§ **Figure content listings**:
:::

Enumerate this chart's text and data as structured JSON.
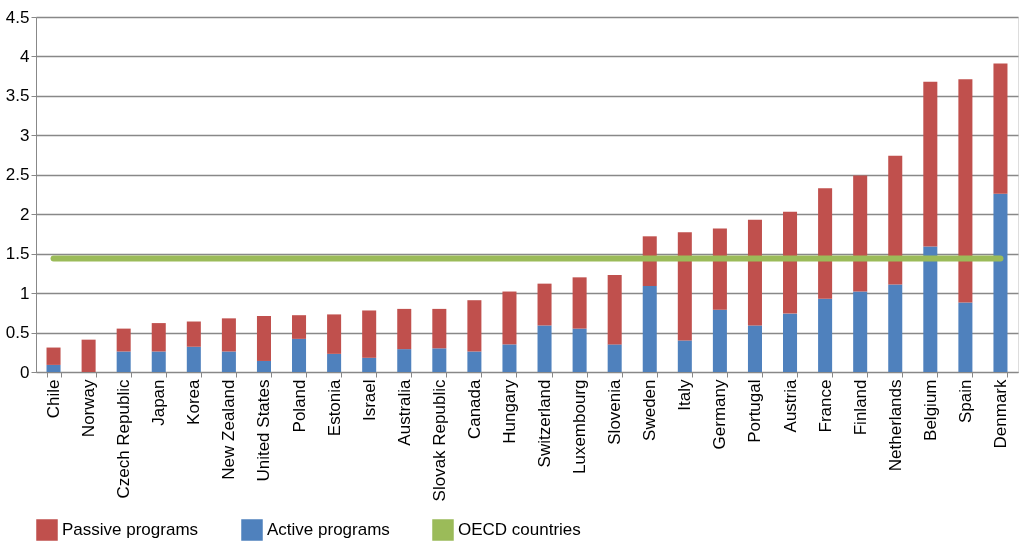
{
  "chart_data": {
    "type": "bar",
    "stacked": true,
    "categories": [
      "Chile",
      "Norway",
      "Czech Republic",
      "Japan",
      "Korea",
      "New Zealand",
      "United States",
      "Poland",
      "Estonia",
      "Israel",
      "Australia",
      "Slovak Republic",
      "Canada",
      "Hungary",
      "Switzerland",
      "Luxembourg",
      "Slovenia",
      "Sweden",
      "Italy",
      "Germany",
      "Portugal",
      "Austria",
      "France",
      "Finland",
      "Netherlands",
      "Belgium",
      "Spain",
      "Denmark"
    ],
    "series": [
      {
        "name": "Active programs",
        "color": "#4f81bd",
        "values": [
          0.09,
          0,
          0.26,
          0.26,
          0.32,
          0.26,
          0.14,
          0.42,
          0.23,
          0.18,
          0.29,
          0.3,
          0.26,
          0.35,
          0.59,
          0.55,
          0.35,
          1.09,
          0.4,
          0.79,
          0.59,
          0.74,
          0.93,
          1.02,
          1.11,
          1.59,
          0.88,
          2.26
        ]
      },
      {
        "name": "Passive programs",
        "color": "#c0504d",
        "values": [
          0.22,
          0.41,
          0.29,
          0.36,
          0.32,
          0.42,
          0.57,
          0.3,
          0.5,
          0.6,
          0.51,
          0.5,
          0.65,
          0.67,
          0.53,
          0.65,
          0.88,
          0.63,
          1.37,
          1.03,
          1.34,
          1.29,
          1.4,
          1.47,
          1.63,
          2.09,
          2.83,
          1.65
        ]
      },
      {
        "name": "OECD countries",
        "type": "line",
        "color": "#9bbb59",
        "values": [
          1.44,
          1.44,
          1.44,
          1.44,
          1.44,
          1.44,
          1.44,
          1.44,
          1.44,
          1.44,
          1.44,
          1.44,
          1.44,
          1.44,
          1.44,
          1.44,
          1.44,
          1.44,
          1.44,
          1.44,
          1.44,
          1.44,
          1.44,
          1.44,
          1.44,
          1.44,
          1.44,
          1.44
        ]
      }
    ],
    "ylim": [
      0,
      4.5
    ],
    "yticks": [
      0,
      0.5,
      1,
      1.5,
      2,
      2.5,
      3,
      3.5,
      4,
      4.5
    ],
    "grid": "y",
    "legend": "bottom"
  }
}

:::

§ **Work required**:
Reproduce each line from the records that contains the word "color".

§ **Output for this task**:
        "color": "#4f81bd",
        "color": "#c0504d",
        "color": "#9bbb59",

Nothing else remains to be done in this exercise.